Data records
* BEGIN *

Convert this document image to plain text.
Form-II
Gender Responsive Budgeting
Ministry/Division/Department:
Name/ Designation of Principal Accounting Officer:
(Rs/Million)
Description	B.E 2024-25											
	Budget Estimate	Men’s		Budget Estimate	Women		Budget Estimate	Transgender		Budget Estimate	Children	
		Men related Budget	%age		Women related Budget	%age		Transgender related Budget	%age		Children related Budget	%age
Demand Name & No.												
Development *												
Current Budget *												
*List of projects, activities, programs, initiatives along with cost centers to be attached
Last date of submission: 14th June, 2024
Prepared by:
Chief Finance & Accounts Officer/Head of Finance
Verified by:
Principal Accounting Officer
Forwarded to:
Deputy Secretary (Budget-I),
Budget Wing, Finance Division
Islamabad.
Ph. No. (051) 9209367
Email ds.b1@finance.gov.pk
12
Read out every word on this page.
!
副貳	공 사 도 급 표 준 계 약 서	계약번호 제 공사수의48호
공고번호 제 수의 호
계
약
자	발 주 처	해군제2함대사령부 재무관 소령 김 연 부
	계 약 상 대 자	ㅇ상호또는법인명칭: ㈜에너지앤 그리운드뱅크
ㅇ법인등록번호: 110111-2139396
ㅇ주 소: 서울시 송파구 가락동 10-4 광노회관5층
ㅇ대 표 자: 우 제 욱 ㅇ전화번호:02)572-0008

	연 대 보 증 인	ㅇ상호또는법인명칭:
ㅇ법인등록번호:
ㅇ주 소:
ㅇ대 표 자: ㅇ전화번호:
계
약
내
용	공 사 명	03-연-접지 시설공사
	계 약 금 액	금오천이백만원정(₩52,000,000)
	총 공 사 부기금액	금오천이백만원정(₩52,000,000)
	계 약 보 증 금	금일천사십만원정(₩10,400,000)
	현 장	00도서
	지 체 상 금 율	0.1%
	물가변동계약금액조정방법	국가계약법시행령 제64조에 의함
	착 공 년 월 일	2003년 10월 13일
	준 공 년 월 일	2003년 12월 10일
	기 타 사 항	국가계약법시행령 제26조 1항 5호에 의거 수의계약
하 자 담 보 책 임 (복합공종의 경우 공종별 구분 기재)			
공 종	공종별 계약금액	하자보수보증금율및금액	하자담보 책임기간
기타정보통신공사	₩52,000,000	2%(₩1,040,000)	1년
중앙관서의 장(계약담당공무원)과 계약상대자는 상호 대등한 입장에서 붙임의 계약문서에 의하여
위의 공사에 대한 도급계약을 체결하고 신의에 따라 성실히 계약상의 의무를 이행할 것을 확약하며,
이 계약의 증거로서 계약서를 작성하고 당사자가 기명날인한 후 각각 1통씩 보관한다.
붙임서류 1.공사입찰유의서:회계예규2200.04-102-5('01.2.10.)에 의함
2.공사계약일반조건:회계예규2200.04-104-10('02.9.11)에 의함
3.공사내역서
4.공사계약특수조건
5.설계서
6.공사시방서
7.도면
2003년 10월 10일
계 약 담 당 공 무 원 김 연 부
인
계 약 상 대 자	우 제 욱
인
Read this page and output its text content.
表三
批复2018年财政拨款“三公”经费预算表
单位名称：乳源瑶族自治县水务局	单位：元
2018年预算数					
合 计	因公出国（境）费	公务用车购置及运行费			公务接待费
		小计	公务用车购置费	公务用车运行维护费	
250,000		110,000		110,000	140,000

* END *

- [Exercise description]: Tally the lines in this data that hold the word "Women" and state only the count.

- [Solved exercise]: 2